Task to carry out:
Collect all lines containing the word "μίαν" from the data.

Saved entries
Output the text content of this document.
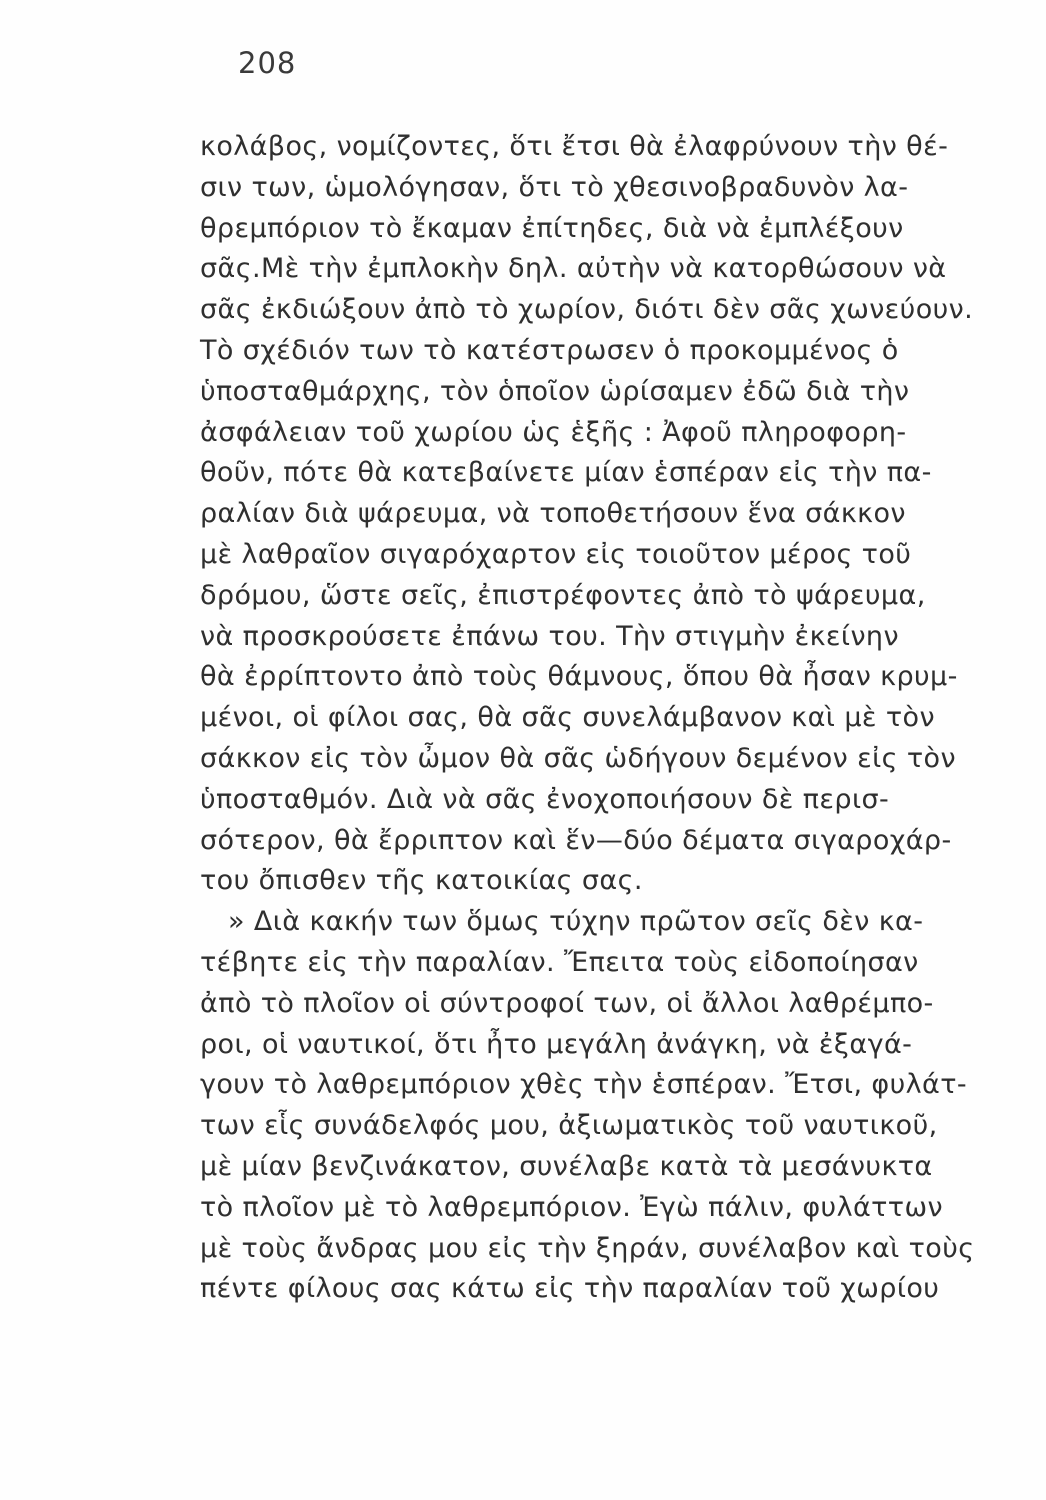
208
κολάβος, νομίζοντες, ὅτι ἔτσι θὰ ἐλαφρύνουν τὴν θέ-
σιν των, ὡμολόγησαν, ὅτι τὸ χθεσινοβραδυνὸν λα-
θρεμπόριον τὸ ἔκαμαν ἐπίτηδες, διὰ νὰ ἐμπλέξουν
σᾶς.Μὲ τὴν ἐμπλοκὴν δηλ. αὐτὴν νὰ κατορθώσουν νὰ
σᾶς ἐκδιώξουν ἀπὸ τὸ χωρίον, διότι δὲν σᾶς χωνεύουν.
Τὸ σχέδιόν των τὸ κατέστρωσεν ὁ προκομμένος ὁ
ὑποσταθμάρχης, τὸν ὁποῖον ὡρίσαμεν ἐδῶ διὰ τὴν
ἀσφάλειαν τοῦ χωρίου ὡς ἑξῆς : Ἀφοῦ πληροφορη-
θοῦν, πότε θὰ κατεβαίνετε μίαν ἑσπέραν εἰς τὴν πα-
ραλίαν διὰ ψάρευμα, νὰ τοποθετήσουν ἕνα σάκκον
μὲ λαθραῖον σιγαρόχαρτον εἰς τοιοῦτον μέρος τοῦ
δρόμου, ὥστε σεῖς, ἐπιστρέφοντες ἀπὸ τὸ ψάρευμα,
νὰ προσκρούσετε ἐπάνω του. Τὴν στιγμὴν ἐκείνην
θὰ ἐρρίπτοντο ἀπὸ τοὺς θάμνους, ὅπου θὰ ἦσαν κρυμ-
μένοι, οἱ φίλοι σας, θὰ σᾶς συνελάμβανον καὶ μὲ τὸν
σάκκον εἰς τὸν ὦμον θὰ σᾶς ὡδήγουν δεμένον εἰς τὸν
ὑποσταθμόν. Διὰ νὰ σᾶς ἐνοχοποιήσουν δὲ περισ-
σότερον, θὰ ἔρριπτον καὶ ἕν—δύο δέματα σιγαροχάρ-
του ὄπισθεν τῆς κατοικίας σας.
» Διὰ κακήν των ὅμως τύχην πρῶτον σεῖς δὲν κα-
τέβητε εἰς τὴν παραλίαν. Ἔπειτα τοὺς εἰδοποίησαν
ἀπὸ τὸ πλοῖον οἱ σύντροφοί των, οἱ ἄλλοι λαθρέμπο-
ροι, οἱ ναυτικοί, ὅτι ἦτο μεγάλη ἀνάγκη, νὰ ἐξαγά-
γουν τὸ λαθρεμπόριον χθὲς τὴν ἑσπέραν. Ἔτσι, φυλάτ-
των εἷς συνάδελφός μου, ἀξιωματικὸς τοῦ ναυτικοῦ,
μὲ μίαν βενζινάκατον, συνέλαβε κατὰ τὰ μεσάνυκτα
τὸ πλοῖον μὲ τὸ λαθρεμπόριον. Ἐγὼ πάλιν, φυλάττων
μὲ τοὺς ἄνδρας μου εἰς τὴν ξηράν, συνέλαβον καὶ τοὺς
πέντε φίλους σας κάτω εἰς τὴν παραλίαν τοῦ χωρίου
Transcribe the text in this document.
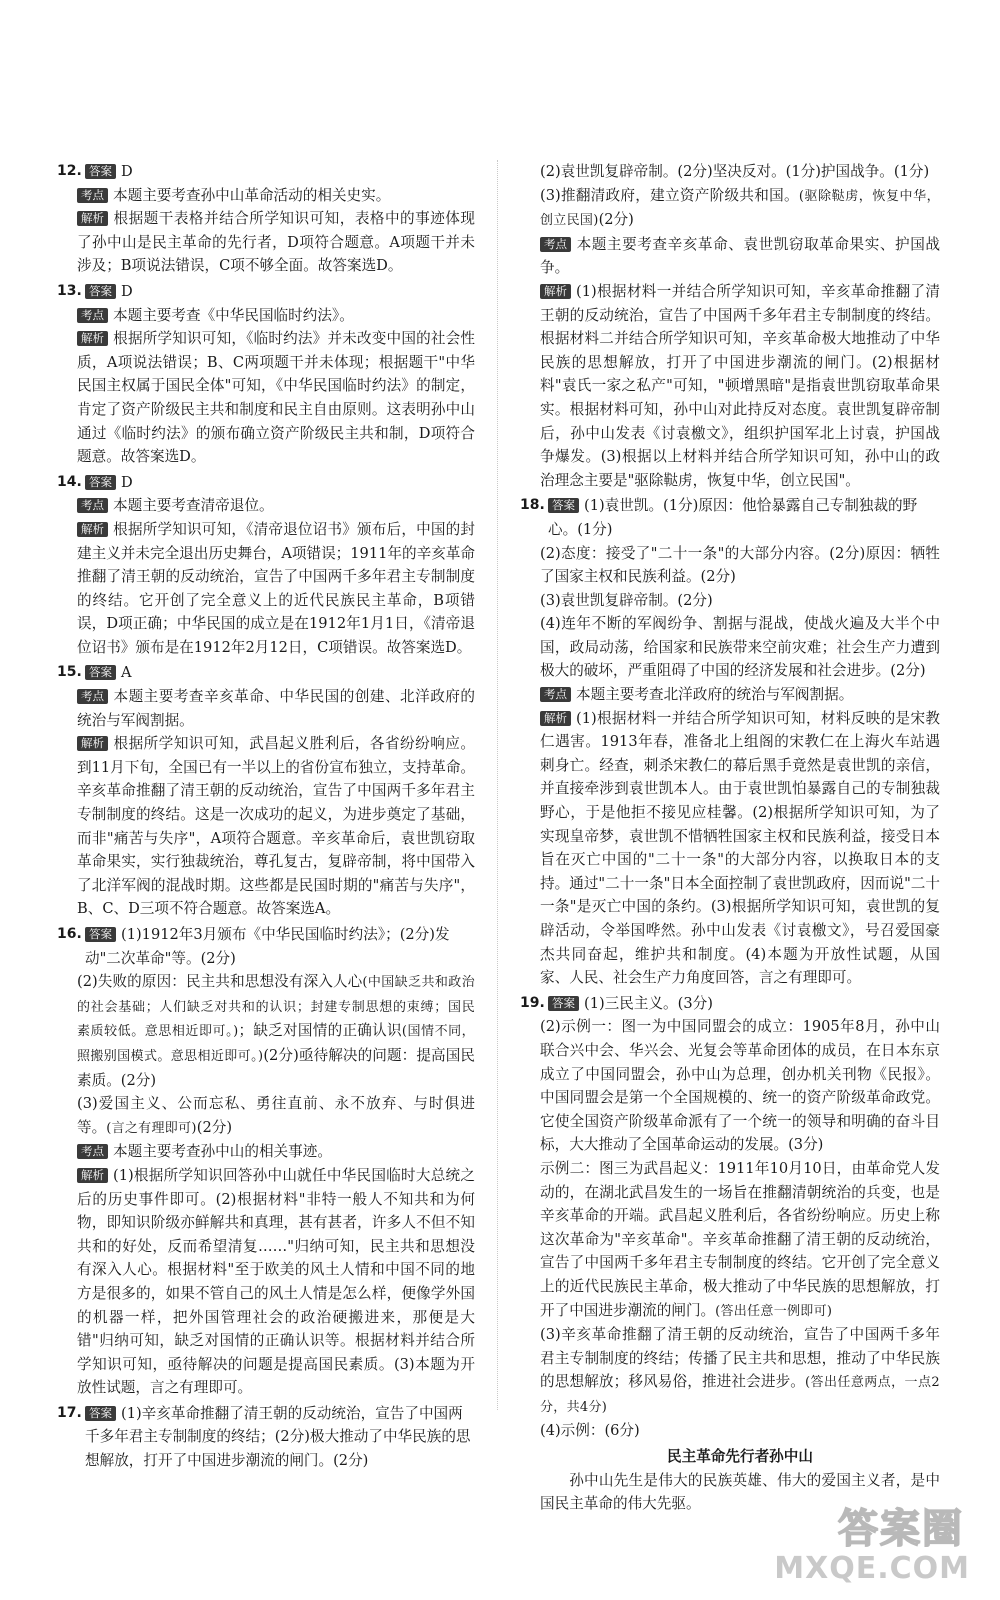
12. 答案 D
考点 本题主要考查孙中山革命活动的相关史实。
解析 根据题干表格并结合所学知识可知，表格中的事迹体现了孙中山是民主革命的先行者，D项符合题意。A项题干并未涉及；B项说法错误，C项不够全面。故答案选D。
13. 答案 D
考点 本题主要考查《中华民国临时约法》。
解析 根据所学知识可知，《临时约法》并未改变中国的社会性质，A项说法错误；B、C两项题干并未体现；根据题干"中华民国主权属于国民全体"可知，《中华民国临时约法》的制定，肯定了资产阶级民主共和制度和民主自由原则。这表明孙中山通过《临时约法》的颁布确立资产阶级民主共和制，D项符合题意。故答案选D。
14. 答案 D
考点 本题主要考查清帝退位。
解析 根据所学知识可知，《清帝退位诏书》颁布后，中国的封建主义并未完全退出历史舞台，A项错误；1911年的辛亥革命推翻了清王朝的反动统治，宣告了中国两千多年君主专制制度的终结。它开创了完全意义上的近代民族民主革命，B项错误，D项正确；中华民国的成立是在1912年1月1日，《清帝退位诏书》颁布是在1912年2月12日，C项错误。故答案选D。
15. 答案 A
考点 本题主要考查辛亥革命、中华民国的创建、北洋政府的统治与军阀割据。
解析 根据所学知识可知，武昌起义胜利后，各省纷纷响应。到11月下旬，全国已有一半以上的省份宣布独立，支持革命。辛亥革命推翻了清王朝的反动统治，宣告了中国两千多年君主专制制度的终结。这是一次成功的起义，为进步奠定了基础，而非"痛苦与失序"，A项符合题意。辛亥革命后，袁世凯窃取革命果实，实行独裁统治，尊孔复古，复辟帝制，将中国带入了北洋军阀的混战时期。这些都是民国时期的"痛苦与失序"，B、C、D三项不符合题意。故答案选A。
16. 答案 (1)1912年3月颁布《中华民国临时约法》；(2分)发动"二次革命"等。(2分)
(2)失败的原因：民主共和思想没有深入人心(中国缺乏共和政治的社会基础；人们缺乏对共和的认识；封建专制思想的束缚；国民素质较低。意思相近即可。)；缺乏对国情的正确认识(国情不同，照搬别国模式。意思相近即可。)(2分)亟待解决的问题：提高国民素质。(2分)
(3)爱国主义、公而忘私、勇往直前、永不放弃、与时俱进等。(言之有理即可)(2分)
考点 本题主要考查孙中山的相关事迹。
解析 (1)根据所学知识回答孙中山就任中华民国临时大总统之后的历史事件即可。(2)根据材料"非特一般人不知共和为何物，即知识阶级亦鲜解共和真理，甚有甚者，许多人不但不知共和的好处，反而希望清复……"归纳可知，民主共和思想没有深入人心。根据材料"至于欧美的风土人情和中国不同的地方是很多的，如果不管自己的风土人情是怎么样，便像学外国的机器一样，把外国管理社会的政治硬搬进来，那便是大错"归纳可知，缺乏对国情的正确认识等。根据材料并结合所学知识可知，亟待解决的问题是提高国民素质。(3)本题为开放性试题，言之有理即可。
17. 答案 (1)辛亥革命推翻了清王朝的反动统治，宣告了中国两千多年君主专制制度的终结；(2分)极大推动了中华民族的思想解放，打开了中国进步潮流的闸门。(2分)
(2)袁世凯复辟帝制。(2分)坚决反对。(1分)护国战争。(1分)
(3)推翻清政府，建立资产阶级共和国。(驱除鞑虏，恢复中华，创立民国)(2分)
考点 本题主要考查辛亥革命、袁世凯窃取革命果实、护国战争。
解析 (1)根据材料一并结合所学知识可知，辛亥革命推翻了清王朝的反动统治，宣告了中国两千多年君主专制制度的终结。根据材料二并结合所学知识可知，辛亥革命极大地推动了中华民族的思想解放，打开了中国进步潮流的闸门。(2)根据材料"袁氏一家之私产"可知，"顿增黑暗"是指袁世凯窃取革命果实。根据材料可知，孙中山对此持反对态度。袁世凯复辟帝制后，孙中山发表《讨袁檄文》，组织护国军北上讨袁，护国战争爆发。(3)根据以上材料并结合所学知识可知，孙中山的政治理念主要是"驱除鞑虏，恢复中华，创立民国"。
18. 答案 (1)袁世凯。(1分)原因：他恰暴露自己专制独裁的野心。(1分)
(2)态度：接受了"二十一条"的大部分内容。(2分)原因：牺牲了国家主权和民族利益。(2分)
(3)袁世凯复辟帝制。(2分)
(4)连年不断的军阀纷争、割据与混战，使战火遍及大半个中国，政局动荡，给国家和民族带来空前灾难；社会生产力遭到极大的破坏，严重阻碍了中国的经济发展和社会进步。(2分)
考点 本题主要考查北洋政府的统治与军阀割据。
解析 (1)根据材料一并结合所学知识可知，材料反映的是宋教仁遇害。1913年春，准备北上组阁的宋教仁在上海火车站遇刺身亡。经查，刺杀宋教仁的幕后黑手竟然是袁世凯的亲信，并直接牵涉到袁世凯本人。由于袁世凯怕暴露自己的专制独裁野心，于是他拒不接见应桂馨。(2)根据所学知识可知，为了实现皇帝梦，袁世凯不惜牺牲国家主权和民族利益，接受日本旨在灭亡中国的"二十一条"的大部分内容，以换取日本的支持。通过"二十一条"日本全面控制了袁世凯政府，因而说"二十一条"是灭亡中国的条约。(3)根据所学知识可知，袁世凯的复辟活动，令举国哗然。孙中山发表《讨袁檄文》，号召爱国豪杰共同奋起，维护共和制度。(4)本题为开放性试题，从国家、人民、社会生产力角度回答，言之有理即可。
19. 答案 (1)三民主义。(3分)
(2)示例一：图一为中国同盟会的成立：1905年8月，孙中山联合兴中会、华兴会、光复会等革命团体的成员，在日本东京成立了中国同盟会，孙中山为总理，创办机关刊物《民报》。中国同盟会是第一个全国规模的、统一的资产阶级革命政党。它使全国资产阶级革命派有了一个统一的领导和明确的奋斗目标，大大推动了全国革命运动的发展。(3分)
示例二：图三为武昌起义：1911年10月10日，由革命党人发动的，在湖北武昌发生的一场旨在推翻清朝统治的兵变，也是辛亥革命的开端。武昌起义胜利后，各省纷纷响应。历史上称这次革命为"辛亥革命"。辛亥革命推翻了清王朝的反动统治，宣告了中国两千多年君主专制制度的终结。它开创了完全意义上的近代民族民主革命，极大推动了中华民族的思想解放，打开了中国进步潮流的闸门。(答出任意一例即可)
(3)辛亥革命推翻了清王朝的反动统治，宣告了中国两千多年君主专制制度的终结；传播了民主共和思想，推动了中华民族的思想解放；移风易俗，推进社会进步。(答出任意两点，一点2分，共4分)
(4)示例：(6分)
民主革命先行者孙中山
孙中山先生是伟大的民族英雄、伟大的爱国主义者，是中国民主革命的伟大先驱。
答案圈
MXQE.COM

Exercise result:
θοῦν, πότε θὰ κατεβαίνετε μίαν ἑσπέραν εἰς τὴν πα-
μὲ μίαν βενζινάκατον, συνέλαβε κατὰ τὰ μεσάνυκτα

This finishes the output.